++++ Material shown ++++
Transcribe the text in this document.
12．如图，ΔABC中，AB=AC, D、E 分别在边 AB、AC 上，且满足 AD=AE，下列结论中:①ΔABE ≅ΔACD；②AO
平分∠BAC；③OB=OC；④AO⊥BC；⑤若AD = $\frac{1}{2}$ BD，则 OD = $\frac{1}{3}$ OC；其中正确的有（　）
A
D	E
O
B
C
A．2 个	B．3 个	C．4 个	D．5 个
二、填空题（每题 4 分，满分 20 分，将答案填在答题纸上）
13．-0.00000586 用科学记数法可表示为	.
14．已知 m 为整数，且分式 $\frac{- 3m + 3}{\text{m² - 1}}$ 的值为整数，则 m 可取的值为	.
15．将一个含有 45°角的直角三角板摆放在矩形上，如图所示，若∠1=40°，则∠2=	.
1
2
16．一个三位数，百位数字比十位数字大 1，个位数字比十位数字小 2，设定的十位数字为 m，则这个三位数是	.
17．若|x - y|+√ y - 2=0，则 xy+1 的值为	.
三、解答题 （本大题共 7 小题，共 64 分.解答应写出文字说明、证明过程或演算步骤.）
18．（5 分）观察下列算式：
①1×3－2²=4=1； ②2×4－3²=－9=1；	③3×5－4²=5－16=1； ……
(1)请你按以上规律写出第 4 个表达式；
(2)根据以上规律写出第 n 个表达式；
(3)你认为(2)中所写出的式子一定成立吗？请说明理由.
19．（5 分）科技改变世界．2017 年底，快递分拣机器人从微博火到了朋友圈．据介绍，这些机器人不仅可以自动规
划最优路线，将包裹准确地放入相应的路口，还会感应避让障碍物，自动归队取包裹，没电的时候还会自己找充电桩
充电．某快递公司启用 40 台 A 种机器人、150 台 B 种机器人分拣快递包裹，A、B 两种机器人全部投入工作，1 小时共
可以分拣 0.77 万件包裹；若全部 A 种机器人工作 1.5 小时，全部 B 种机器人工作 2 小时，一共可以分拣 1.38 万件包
++++
Task brief =>
The records above are to be repeated exactly, in their entirety.

Written response =>
Transcribe the text in this document.
12．如图，ΔABC中，AB=AC, D、E 分别在边 AB、AC 上，且满足 AD=AE，下列结论中:①ΔABE ≅ΔACD；②AO
平分∠BAC；③OB=OC；④AO⊥BC；⑤若AD = $\frac{1}{2}$ BD，则 OD = $\frac{1}{3}$ OC；其中正确的有（　）
A
D	E
O
B
C
A．2 个	B．3 个	C．4 个	D．5 个
二、填空题（每题 4 分，满分 20 分，将答案填在答题纸上）
13．-0.00000586 用科学记数法可表示为	.
14．已知 m 为整数，且分式 $\frac{- 3m + 3}{\text{m² - 1}}$ 的值为整数，则 m 可取的值为	.
15．将一个含有 45°角的直角三角板摆放在矩形上，如图所示，若∠1=40°，则∠2=	.
1
2
16．一个三位数，百位数字比十位数字大 1，个位数字比十位数字小 2，设定的十位数字为 m，则这个三位数是	.
17．若|x - y|+√ y - 2=0，则 xy+1 的值为	.
三、解答题 （本大题共 7 小题，共 64 分.解答应写出文字说明、证明过程或演算步骤.）
18．（5 分）观察下列算式：
①1×3－2²=4=1； ②2×4－3²=－9=1；	③3×5－4²=5－16=1； ……
(1)请你按以上规律写出第 4 个表达式；
(2)根据以上规律写出第 n 个表达式；
(3)你认为(2)中所写出的式子一定成立吗？请说明理由.
19．（5 分）科技改变世界．2017 年底，快递分拣机器人从微博火到了朋友圈．据介绍，这些机器人不仅可以自动规
划最优路线，将包裹准确地放入相应的路口，还会感应避让障碍物，自动归队取包裹，没电的时候还会自己找充电桩
充电．某快递公司启用 40 台 A 种机器人、150 台 B 种机器人分拣快递包裹，A、B 两种机器人全部投入工作，1 小时共
可以分拣 0.77 万件包裹；若全部 A 种机器人工作 1.5 小时，全部 B 种机器人工作 2 小时，一共可以分拣 1.38 万件包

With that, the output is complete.